** Start **

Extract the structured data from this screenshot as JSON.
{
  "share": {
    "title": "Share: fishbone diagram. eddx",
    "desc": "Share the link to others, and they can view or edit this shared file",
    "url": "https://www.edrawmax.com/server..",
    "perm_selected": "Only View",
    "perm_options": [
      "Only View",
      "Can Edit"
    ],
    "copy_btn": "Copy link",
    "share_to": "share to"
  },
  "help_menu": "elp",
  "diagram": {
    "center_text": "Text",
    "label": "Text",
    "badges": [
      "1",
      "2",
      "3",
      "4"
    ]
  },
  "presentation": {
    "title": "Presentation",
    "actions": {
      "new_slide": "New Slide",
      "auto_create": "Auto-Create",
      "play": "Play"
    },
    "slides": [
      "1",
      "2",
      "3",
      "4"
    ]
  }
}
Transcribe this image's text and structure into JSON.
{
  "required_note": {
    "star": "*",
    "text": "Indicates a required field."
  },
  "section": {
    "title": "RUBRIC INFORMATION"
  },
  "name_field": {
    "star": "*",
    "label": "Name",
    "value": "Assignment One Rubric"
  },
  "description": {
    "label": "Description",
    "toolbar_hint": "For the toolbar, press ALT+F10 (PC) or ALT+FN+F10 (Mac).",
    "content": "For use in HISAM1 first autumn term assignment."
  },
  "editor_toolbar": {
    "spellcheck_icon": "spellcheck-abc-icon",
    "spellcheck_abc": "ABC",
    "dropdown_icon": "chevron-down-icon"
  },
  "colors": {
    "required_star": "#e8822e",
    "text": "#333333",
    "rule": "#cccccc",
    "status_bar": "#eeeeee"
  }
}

** End **

Extract the complete data, matching each line exactly.

» Expected answer
Extract the structured data from this screenshot as JSON.
{
  "share": {
    "title": "Share: fishbone diagram. eddx",
    "desc": "Share the link to others, and they can view or edit this shared file",
    "url": "https://www.edrawmax.com/server..",
    "perm_selected": "Only View",
    "perm_options": [
      "Only View",
      "Can Edit"
    ],
    "copy_btn": "Copy link",
    "share_to": "share to"
  },
  "help_menu": "elp",
  "diagram": {
    "center_text": "Text",
    "label": "Text",
    "badges": [
      "1",
      "2",
      "3",
      "4"
    ]
  },
  "presentation": {
    "title": "Presentation",
    "actions": {
      "new_slide": "New Slide",
      "auto_create": "Auto-Create",
      "play": "Play"
    },
    "slides": [
      "1",
      "2",
      "3",
      "4"
    ]
  }
}
Transcribe this image's text and structure into JSON.
{
  "required_note": {
    "star": "*",
    "text": "Indicates a required field."
  },
  "section": {
    "title": "RUBRIC INFORMATION"
  },
  "name_field": {
    "star": "*",
    "label": "Name",
    "value": "Assignment One Rubric"
  },
  "description": {
    "label": "Description",
    "toolbar_hint": "For the toolbar, press ALT+F10 (PC) or ALT+FN+F10 (Mac).",
    "content": "For use in HISAM1 first autumn term assignment."
  },
  "editor_toolbar": {
    "spellcheck_icon": "spellcheck-abc-icon",
    "spellcheck_abc": "ABC",
    "dropdown_icon": "chevron-down-icon"
  },
  "colors": {
    "required_star": "#e8822e",
    "text": "#333333",
    "rule": "#cccccc",
    "status_bar": "#eeeeee"
  }
}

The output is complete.